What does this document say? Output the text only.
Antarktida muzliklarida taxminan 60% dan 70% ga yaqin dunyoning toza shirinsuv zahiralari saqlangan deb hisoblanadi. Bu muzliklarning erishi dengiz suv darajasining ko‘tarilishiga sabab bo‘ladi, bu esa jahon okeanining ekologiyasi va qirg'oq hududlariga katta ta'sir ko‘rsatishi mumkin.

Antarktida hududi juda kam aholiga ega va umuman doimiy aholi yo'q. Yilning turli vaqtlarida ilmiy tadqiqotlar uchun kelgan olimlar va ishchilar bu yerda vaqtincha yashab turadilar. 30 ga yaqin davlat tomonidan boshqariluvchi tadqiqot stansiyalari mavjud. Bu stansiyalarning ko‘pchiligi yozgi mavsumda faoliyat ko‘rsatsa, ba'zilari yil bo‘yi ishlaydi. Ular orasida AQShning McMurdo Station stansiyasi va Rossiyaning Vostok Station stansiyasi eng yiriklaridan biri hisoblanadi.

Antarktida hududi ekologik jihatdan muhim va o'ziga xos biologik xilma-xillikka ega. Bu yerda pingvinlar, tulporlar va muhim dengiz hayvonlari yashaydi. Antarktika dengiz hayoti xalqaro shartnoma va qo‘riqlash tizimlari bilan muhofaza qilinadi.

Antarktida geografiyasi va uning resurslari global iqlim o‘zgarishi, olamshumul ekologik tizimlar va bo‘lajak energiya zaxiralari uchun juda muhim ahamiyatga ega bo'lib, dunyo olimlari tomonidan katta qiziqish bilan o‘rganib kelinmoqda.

# # #

_Exercise brief_
Write out the full listing exactly as given.

_Response_
What does this document say? Output the text only.
Antarktida muzliklarida taxminan 60% dan 70% ga yaqin dunyoning toza shirinsuv zahiralari saqlangan deb hisoblanadi. Bu muzliklarning erishi dengiz suv darajasining ko‘tarilishiga sabab bo‘ladi, bu esa jahon okeanining ekologiyasi va qirg'oq hududlariga katta ta'sir ko‘rsatishi mumkin.

Antarktida hududi juda kam aholiga ega va umuman doimiy aholi yo'q. Yilning turli vaqtlarida ilmiy tadqiqotlar uchun kelgan olimlar va ishchilar bu yerda vaqtincha yashab turadilar. 30 ga yaqin davlat tomonidan boshqariluvchi tadqiqot stansiyalari mavjud. Bu stansiyalarning ko‘pchiligi yozgi mavsumda faoliyat ko‘rsatsa, ba'zilari yil bo‘yi ishlaydi. Ular orasida AQShning McMurdo Station stansiyasi va Rossiyaning Vostok Station stansiyasi eng yiriklaridan biri hisoblanadi.

Antarktida hududi ekologik jihatdan muhim va o'ziga xos biologik xilma-xillikka ega. Bu yerda pingvinlar, tulporlar va muhim dengiz hayvonlari yashaydi. Antarktika dengiz hayoti xalqaro shartnoma va qo‘riqlash tizimlari bilan muhofaza qilinadi.

Antarktida geografiyasi va uning resurslari global iqlim o‘zgarishi, olamshumul ekologik tizimlar va bo‘lajak energiya zaxiralari uchun juda muhim ahamiyatga ega bo'lib, dunyo olimlari tomonidan katta qiziqish bilan o‘rganib kelinmoqda.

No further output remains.